### BRIEF
Each line containing the word "Období" should be found and copied.
■ ■ ■ ■
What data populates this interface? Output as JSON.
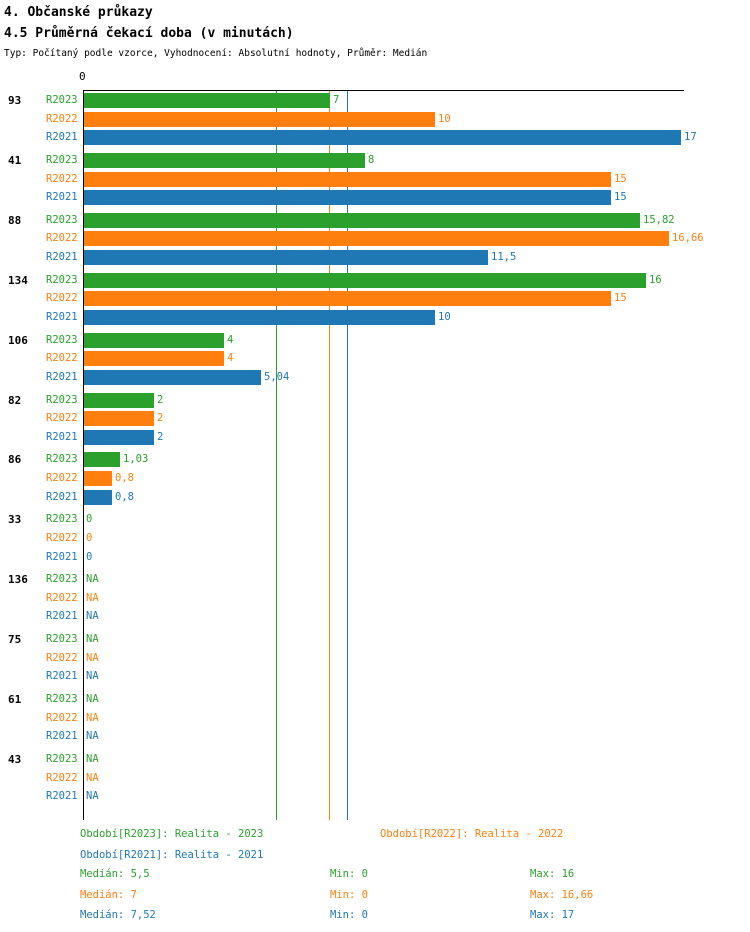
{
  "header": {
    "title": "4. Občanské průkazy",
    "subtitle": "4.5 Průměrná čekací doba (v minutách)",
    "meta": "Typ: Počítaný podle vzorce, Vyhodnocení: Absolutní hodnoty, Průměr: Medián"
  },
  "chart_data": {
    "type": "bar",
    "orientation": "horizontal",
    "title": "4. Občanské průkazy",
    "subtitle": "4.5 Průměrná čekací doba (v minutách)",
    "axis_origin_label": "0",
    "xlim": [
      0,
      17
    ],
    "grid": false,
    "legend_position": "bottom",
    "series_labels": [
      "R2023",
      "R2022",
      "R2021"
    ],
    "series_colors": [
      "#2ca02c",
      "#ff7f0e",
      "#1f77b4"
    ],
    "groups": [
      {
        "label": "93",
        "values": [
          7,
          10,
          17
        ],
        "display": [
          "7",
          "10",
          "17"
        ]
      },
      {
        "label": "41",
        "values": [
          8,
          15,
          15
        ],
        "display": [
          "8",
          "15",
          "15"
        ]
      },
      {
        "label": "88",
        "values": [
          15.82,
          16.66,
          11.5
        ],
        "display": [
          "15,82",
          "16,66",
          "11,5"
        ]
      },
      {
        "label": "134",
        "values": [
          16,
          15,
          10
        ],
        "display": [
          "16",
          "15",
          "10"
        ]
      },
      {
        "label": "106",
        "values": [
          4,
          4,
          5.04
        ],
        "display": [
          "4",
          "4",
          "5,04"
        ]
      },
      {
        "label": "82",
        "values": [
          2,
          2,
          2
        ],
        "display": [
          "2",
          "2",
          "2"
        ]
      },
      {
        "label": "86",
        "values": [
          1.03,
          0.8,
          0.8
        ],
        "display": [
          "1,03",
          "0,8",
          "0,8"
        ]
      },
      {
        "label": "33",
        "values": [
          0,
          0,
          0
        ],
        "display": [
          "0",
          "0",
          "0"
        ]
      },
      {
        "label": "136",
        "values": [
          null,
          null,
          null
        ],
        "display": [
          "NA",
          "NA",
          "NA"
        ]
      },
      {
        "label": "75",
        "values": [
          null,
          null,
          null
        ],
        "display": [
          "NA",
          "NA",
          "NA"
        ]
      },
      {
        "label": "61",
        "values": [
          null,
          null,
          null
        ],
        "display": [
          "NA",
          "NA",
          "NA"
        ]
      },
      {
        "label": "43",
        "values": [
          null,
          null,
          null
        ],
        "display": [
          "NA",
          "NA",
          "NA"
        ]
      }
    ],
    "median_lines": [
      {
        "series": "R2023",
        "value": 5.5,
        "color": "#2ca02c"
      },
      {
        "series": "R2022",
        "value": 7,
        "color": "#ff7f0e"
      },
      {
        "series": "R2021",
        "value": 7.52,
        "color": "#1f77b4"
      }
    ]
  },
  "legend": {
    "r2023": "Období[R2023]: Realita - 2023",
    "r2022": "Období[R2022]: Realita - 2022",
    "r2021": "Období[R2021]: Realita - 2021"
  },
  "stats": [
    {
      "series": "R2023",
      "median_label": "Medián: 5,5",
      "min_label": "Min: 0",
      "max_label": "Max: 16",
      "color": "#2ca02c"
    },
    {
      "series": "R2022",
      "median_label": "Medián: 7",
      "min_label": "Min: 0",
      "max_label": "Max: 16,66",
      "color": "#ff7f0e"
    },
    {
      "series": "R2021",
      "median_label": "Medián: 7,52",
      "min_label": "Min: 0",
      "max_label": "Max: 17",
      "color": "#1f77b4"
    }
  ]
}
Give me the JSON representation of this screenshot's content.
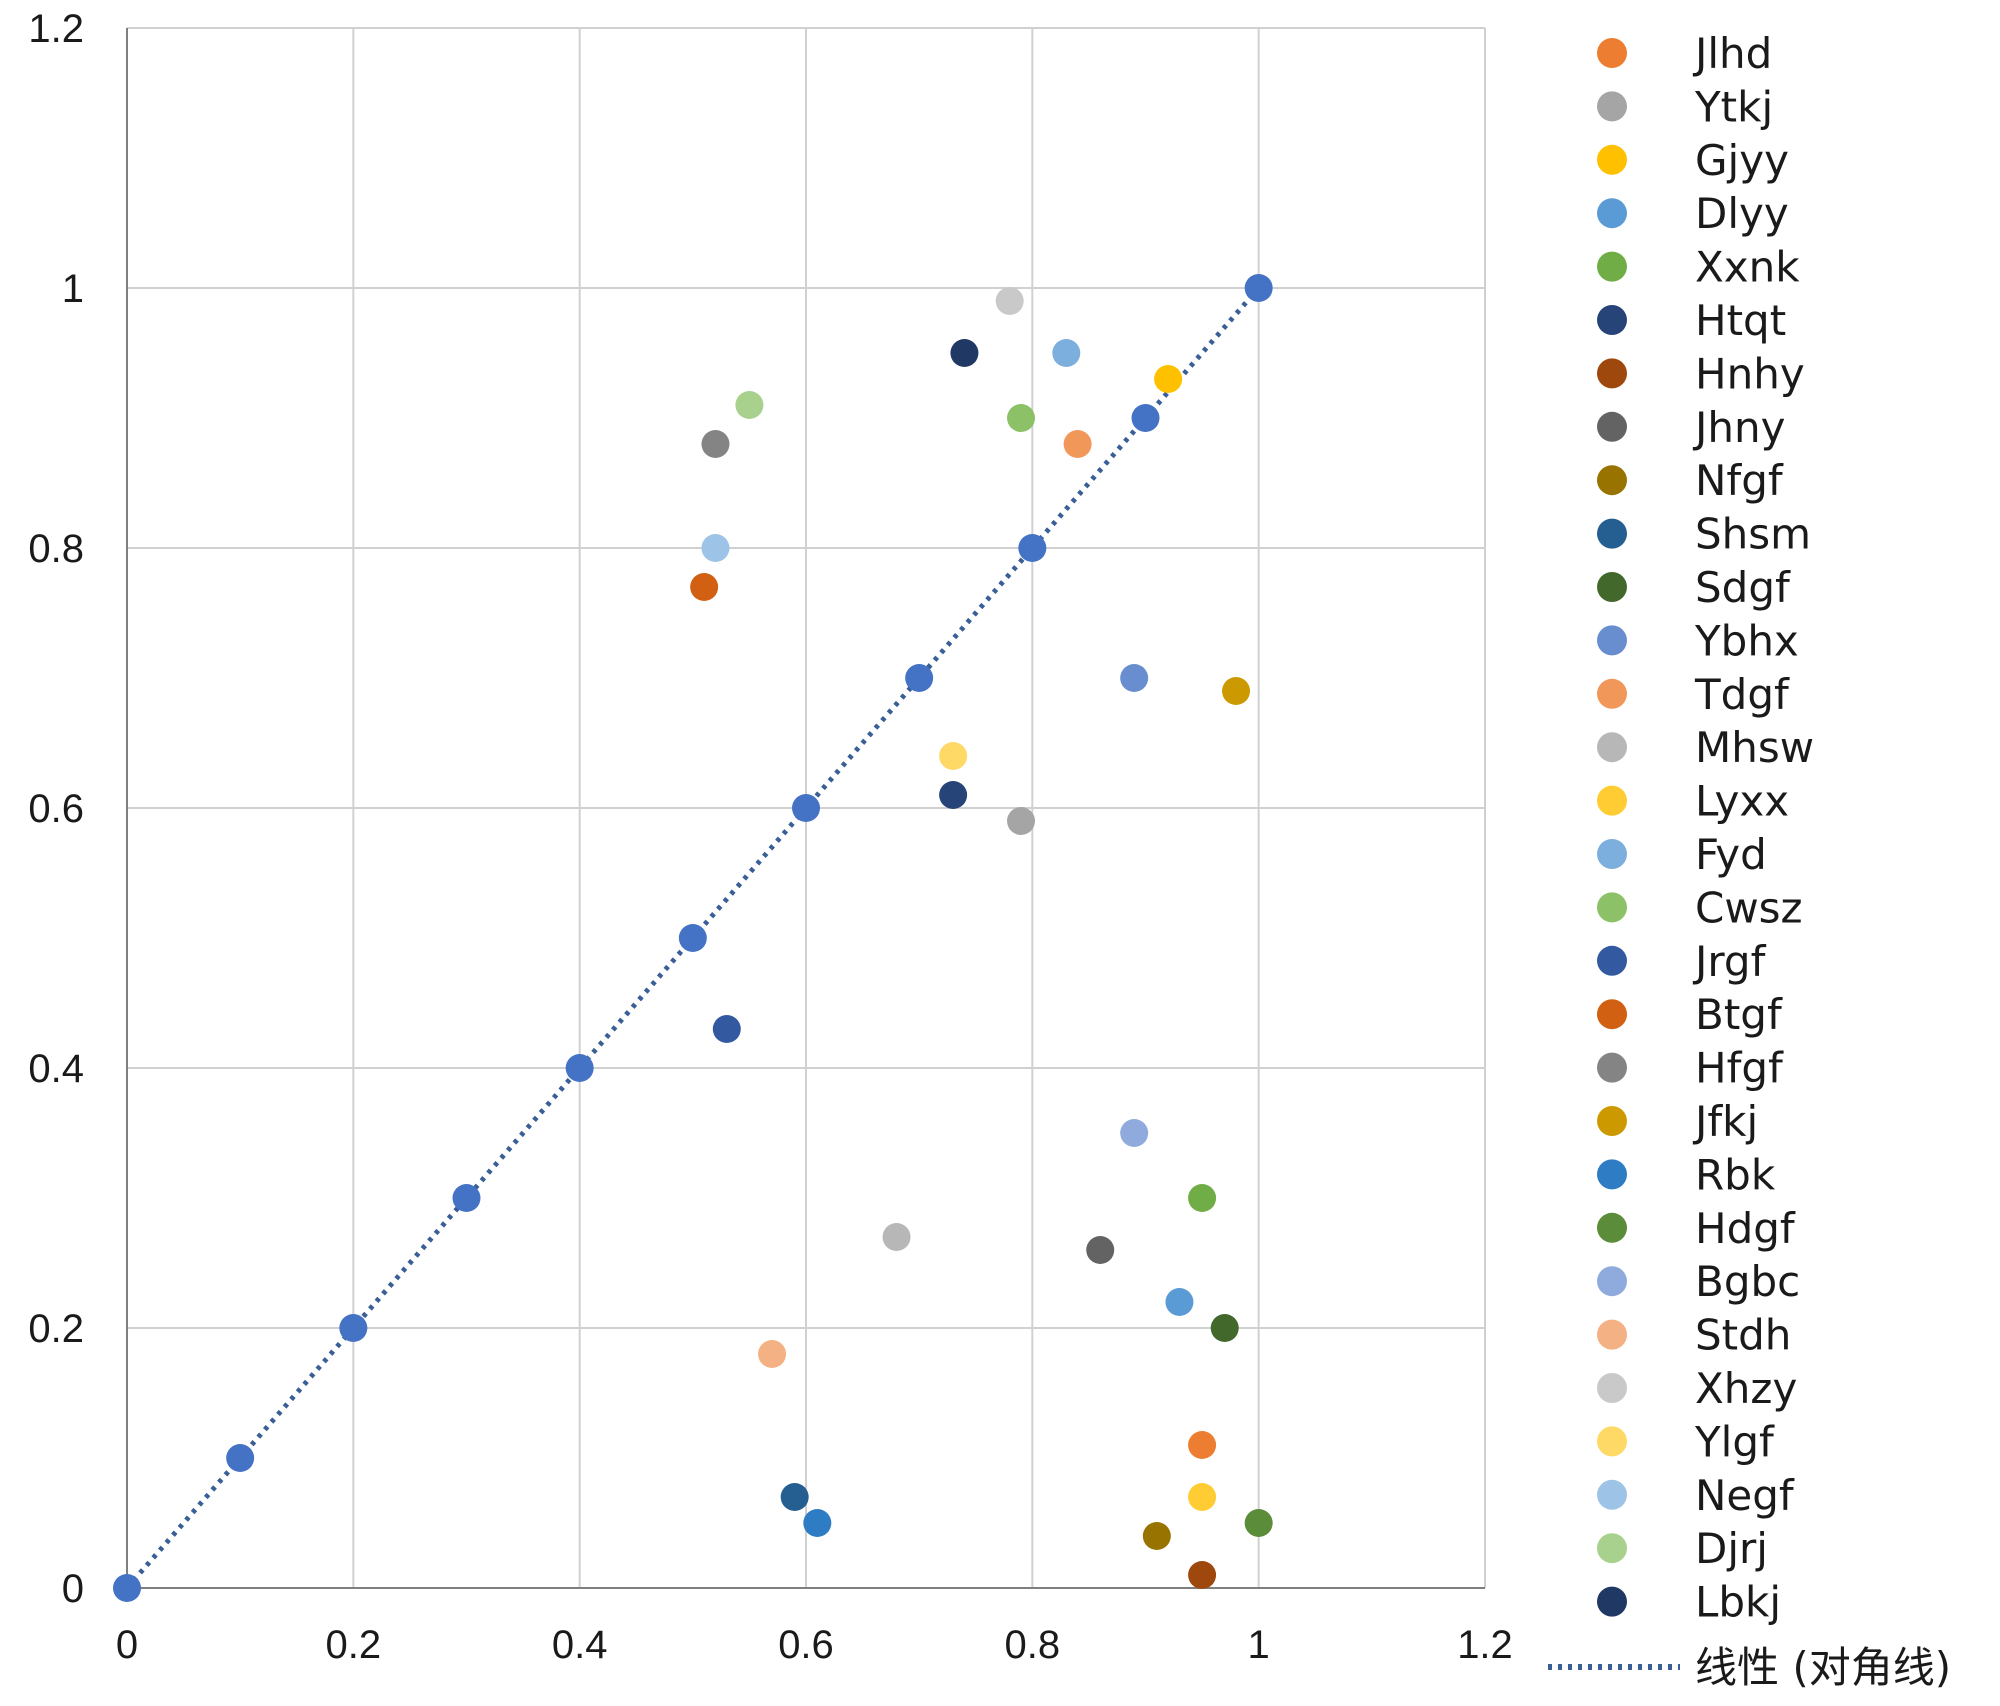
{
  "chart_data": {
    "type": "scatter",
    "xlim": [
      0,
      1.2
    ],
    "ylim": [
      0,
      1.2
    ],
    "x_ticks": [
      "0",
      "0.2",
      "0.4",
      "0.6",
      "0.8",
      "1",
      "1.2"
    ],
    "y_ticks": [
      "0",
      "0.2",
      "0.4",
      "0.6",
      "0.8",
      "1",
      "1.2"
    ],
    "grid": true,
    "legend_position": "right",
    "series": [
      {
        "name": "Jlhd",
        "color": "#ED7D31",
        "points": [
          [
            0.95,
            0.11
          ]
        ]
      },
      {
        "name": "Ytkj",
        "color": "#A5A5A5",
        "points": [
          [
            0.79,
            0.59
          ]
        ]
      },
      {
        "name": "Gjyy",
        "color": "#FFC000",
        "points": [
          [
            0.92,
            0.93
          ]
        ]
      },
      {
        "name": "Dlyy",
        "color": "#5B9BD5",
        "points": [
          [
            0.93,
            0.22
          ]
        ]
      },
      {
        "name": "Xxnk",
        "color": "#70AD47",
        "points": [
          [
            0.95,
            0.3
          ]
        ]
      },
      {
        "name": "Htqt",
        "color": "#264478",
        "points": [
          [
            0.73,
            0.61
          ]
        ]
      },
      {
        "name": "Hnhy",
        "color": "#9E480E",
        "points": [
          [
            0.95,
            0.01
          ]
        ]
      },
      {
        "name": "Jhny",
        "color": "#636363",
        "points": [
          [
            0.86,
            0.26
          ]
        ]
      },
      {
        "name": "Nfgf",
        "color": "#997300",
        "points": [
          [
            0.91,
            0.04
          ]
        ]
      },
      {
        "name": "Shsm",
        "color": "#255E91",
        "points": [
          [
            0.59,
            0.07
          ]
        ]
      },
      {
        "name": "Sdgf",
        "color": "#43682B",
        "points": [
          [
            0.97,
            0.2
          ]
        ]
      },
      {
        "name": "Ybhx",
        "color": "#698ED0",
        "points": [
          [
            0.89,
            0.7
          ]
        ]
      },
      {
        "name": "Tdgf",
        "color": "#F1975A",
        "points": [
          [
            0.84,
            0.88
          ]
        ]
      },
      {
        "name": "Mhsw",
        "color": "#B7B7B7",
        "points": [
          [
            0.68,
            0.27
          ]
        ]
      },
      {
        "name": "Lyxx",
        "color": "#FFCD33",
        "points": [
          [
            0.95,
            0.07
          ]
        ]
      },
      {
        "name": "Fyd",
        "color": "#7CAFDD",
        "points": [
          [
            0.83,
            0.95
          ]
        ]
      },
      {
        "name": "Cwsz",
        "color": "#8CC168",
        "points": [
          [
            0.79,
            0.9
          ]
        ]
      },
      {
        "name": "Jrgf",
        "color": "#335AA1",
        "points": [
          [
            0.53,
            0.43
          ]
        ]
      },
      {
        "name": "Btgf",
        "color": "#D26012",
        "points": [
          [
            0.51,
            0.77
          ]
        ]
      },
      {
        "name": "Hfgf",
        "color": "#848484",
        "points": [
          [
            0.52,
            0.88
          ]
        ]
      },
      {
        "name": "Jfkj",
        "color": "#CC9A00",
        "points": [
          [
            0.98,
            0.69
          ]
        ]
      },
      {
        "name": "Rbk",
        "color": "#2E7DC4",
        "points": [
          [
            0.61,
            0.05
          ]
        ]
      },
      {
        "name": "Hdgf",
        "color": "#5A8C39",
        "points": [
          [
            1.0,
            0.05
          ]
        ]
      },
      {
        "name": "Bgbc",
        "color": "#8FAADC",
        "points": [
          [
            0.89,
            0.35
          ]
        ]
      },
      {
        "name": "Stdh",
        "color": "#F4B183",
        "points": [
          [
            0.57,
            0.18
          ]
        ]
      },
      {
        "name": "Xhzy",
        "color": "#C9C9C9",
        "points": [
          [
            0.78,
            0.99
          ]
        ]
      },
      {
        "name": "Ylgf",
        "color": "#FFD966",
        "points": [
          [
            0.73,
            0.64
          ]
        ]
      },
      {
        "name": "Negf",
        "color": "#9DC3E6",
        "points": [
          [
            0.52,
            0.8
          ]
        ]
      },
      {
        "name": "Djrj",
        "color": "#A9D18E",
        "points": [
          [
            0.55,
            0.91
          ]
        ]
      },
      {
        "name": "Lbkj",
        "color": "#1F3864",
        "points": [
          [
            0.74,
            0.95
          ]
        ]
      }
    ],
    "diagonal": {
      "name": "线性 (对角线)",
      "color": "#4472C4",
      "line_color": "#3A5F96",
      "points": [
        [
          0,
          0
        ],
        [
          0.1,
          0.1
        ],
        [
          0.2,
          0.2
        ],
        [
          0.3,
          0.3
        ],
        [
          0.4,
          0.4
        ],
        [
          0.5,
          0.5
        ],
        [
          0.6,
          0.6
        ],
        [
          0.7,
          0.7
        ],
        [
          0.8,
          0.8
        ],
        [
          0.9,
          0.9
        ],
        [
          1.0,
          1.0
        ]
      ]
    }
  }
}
■ ■ ■ ■
### ANSWER IN FULL
    "r2023": "Období[R2023]: Realita - 2023",
    "r2022": "Období[R2022]: Realita - 2022",
    "r2021": "Období[R2021]: Realita - 2021"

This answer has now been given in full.